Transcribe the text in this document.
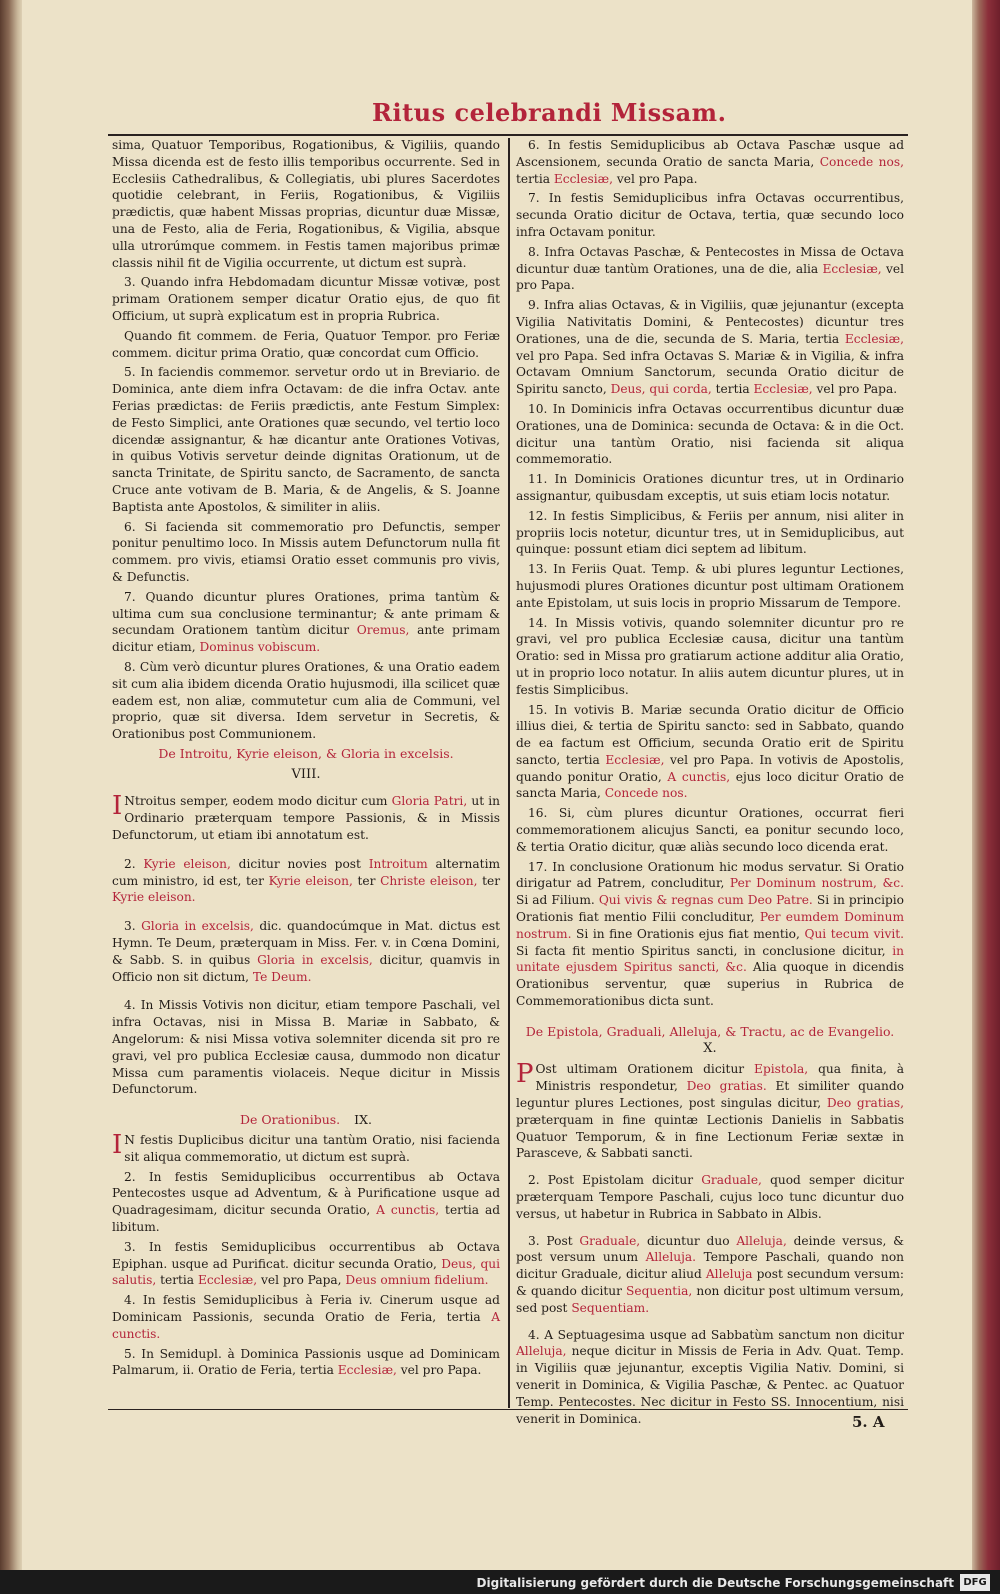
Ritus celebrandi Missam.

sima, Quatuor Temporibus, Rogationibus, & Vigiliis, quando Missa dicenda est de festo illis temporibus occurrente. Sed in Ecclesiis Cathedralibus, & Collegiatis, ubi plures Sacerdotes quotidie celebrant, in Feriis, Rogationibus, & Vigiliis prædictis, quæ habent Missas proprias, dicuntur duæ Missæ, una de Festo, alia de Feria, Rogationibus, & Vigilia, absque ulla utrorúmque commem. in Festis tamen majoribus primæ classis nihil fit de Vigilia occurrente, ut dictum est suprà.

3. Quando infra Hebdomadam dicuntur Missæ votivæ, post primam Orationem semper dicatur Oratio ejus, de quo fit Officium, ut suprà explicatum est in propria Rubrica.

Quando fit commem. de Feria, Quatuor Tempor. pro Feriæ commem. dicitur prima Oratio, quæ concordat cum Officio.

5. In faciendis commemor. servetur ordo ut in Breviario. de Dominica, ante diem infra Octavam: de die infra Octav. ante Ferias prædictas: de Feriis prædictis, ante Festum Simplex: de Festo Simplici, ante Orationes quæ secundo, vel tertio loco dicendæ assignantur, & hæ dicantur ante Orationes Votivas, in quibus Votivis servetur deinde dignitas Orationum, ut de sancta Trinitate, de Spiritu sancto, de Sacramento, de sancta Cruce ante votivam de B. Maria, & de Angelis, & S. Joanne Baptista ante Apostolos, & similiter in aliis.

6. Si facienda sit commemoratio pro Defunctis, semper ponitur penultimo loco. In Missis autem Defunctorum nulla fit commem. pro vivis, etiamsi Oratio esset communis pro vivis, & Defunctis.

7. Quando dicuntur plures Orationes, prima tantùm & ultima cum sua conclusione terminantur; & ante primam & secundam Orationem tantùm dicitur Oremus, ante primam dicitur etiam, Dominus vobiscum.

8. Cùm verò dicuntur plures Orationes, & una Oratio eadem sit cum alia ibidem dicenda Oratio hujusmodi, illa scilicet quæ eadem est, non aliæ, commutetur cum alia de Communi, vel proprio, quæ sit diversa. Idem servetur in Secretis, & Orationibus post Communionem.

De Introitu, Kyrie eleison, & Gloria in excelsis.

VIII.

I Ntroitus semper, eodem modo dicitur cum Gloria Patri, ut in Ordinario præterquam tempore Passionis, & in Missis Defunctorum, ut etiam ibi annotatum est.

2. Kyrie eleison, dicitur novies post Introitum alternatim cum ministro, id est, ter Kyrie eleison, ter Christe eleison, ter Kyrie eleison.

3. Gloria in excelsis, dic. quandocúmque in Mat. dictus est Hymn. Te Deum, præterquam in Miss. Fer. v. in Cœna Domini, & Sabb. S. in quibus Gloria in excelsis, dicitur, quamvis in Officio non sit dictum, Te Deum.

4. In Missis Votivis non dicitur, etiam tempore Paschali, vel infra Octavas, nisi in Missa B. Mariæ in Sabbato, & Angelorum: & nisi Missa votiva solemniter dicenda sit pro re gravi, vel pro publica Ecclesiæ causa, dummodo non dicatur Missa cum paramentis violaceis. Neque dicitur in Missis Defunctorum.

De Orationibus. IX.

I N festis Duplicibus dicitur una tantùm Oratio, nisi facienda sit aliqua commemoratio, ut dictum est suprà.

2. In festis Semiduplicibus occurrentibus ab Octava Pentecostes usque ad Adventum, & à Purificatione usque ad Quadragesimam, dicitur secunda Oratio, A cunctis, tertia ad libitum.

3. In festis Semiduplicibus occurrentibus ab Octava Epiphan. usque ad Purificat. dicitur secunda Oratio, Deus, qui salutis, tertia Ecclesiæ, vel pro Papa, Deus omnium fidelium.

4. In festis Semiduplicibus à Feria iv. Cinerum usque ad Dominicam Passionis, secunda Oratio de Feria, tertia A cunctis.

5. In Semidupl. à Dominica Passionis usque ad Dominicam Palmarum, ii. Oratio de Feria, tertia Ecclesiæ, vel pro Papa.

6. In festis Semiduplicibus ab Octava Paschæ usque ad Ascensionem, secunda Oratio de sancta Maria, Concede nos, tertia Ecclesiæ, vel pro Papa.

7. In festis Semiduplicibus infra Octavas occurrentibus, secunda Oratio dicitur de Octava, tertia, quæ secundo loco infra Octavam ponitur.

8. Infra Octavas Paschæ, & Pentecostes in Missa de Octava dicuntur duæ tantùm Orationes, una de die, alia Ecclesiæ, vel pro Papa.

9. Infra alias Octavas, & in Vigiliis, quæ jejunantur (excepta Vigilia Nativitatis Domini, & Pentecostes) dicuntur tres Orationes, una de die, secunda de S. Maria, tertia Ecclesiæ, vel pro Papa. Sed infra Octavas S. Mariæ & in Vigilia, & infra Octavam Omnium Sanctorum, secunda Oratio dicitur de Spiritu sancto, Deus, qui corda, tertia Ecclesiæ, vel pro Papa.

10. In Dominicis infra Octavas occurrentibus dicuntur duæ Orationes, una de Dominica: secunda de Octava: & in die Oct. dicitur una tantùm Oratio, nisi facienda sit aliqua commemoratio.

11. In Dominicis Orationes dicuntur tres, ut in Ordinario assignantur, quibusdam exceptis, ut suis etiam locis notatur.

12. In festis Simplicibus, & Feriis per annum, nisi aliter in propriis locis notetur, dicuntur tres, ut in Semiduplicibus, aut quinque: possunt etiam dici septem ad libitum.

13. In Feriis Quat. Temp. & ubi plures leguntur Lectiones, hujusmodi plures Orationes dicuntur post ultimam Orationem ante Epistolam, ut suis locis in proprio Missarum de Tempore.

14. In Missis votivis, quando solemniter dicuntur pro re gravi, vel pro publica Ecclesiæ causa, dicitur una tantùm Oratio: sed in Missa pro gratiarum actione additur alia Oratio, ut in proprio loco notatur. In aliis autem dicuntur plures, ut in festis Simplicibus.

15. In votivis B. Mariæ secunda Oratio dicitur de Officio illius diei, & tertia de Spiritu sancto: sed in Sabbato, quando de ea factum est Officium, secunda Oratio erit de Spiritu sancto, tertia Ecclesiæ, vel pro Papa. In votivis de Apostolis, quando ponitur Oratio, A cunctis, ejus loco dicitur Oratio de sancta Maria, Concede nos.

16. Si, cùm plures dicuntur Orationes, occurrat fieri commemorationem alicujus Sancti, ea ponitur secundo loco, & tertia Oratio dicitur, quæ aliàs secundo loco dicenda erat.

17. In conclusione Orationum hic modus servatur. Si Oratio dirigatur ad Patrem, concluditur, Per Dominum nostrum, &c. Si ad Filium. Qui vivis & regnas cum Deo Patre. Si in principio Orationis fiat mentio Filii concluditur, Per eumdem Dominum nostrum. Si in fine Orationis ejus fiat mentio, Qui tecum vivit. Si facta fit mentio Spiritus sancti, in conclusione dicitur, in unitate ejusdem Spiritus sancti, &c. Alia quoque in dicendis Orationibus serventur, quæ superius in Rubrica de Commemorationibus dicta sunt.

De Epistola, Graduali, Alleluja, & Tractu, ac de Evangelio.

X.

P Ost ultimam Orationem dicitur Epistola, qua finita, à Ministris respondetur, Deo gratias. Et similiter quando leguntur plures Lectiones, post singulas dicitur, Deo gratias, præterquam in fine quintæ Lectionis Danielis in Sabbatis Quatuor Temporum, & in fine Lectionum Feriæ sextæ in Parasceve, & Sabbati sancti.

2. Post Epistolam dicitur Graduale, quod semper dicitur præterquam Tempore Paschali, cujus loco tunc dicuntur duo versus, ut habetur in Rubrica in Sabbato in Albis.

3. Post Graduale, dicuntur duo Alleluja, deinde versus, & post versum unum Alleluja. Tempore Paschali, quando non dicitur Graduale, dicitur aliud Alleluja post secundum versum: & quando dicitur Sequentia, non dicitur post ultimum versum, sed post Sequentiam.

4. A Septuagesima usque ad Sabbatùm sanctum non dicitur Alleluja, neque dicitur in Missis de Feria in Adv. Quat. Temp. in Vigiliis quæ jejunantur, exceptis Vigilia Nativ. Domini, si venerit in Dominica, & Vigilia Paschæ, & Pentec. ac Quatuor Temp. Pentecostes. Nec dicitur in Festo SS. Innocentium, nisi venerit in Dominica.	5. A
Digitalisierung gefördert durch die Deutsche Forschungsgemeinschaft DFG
***
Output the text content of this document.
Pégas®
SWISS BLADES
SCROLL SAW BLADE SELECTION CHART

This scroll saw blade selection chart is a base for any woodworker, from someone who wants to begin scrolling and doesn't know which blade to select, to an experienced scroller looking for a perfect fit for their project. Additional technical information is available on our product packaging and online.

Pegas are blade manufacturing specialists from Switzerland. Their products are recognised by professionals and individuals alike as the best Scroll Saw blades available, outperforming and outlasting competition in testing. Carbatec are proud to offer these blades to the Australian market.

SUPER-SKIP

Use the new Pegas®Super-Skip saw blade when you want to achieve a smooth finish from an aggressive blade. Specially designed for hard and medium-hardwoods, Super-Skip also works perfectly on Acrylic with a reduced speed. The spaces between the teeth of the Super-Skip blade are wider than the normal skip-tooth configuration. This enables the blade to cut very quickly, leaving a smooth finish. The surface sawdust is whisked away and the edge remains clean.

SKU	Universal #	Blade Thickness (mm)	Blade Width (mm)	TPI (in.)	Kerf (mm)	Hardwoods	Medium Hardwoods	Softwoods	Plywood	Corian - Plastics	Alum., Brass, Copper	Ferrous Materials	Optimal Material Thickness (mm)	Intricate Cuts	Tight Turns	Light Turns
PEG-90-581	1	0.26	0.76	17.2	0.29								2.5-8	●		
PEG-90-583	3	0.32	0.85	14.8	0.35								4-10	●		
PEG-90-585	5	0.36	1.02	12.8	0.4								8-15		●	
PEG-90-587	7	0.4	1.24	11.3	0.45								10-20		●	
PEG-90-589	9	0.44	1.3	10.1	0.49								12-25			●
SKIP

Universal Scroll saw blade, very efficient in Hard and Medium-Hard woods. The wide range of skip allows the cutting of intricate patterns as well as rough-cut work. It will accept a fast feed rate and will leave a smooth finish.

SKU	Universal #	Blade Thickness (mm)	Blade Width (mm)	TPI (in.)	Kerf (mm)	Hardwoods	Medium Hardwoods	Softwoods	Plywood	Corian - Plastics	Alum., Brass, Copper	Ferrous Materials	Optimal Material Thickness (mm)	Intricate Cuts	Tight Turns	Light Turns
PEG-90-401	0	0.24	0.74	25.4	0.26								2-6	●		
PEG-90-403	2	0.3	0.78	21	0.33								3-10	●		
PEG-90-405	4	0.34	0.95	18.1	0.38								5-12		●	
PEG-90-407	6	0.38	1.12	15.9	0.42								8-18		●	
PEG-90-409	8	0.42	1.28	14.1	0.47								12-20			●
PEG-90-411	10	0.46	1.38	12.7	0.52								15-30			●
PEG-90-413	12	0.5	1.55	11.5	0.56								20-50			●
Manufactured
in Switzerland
***
▸ **PROBLEM TO SOLVE**: Look for the word "secundo" and return every line where it occurs.

▸ **WRITTEN ANSWER**:
5. In faciendis commemor. servetur ordo ut in Breviario. de Dominica, ante diem infra Octavam: de die infra Octav. ante Ferias prædictas: de Feriis prædictis, ante Festum Simplex: de Festo Simplici, ante Orationes quæ secundo, vel tertio loco dicendæ assignantur, & hæ dicantur ante Orationes Votivas, in quibus Votivis servetur deinde dignitas Orationum, ut de sancta Trinitate, de Spiritu sancto, de Sacramento, de sancta Cruce ante votivam de B. Maria, & de Angelis, & S. Joanne Baptista ante Apostolos, & similiter in aliis.
7. In festis Semiduplicibus infra Octavas occurrentibus, secunda Oratio dicitur de Octava, tertia, quæ secundo loco infra Octavam ponitur.
16. Si, cùm plures dicuntur Orationes, occurrat fieri commemorationem alicujus Sancti, ea ponitur secundo loco, & tertia Oratio dicitur, quæ aliàs secundo loco dicenda erat.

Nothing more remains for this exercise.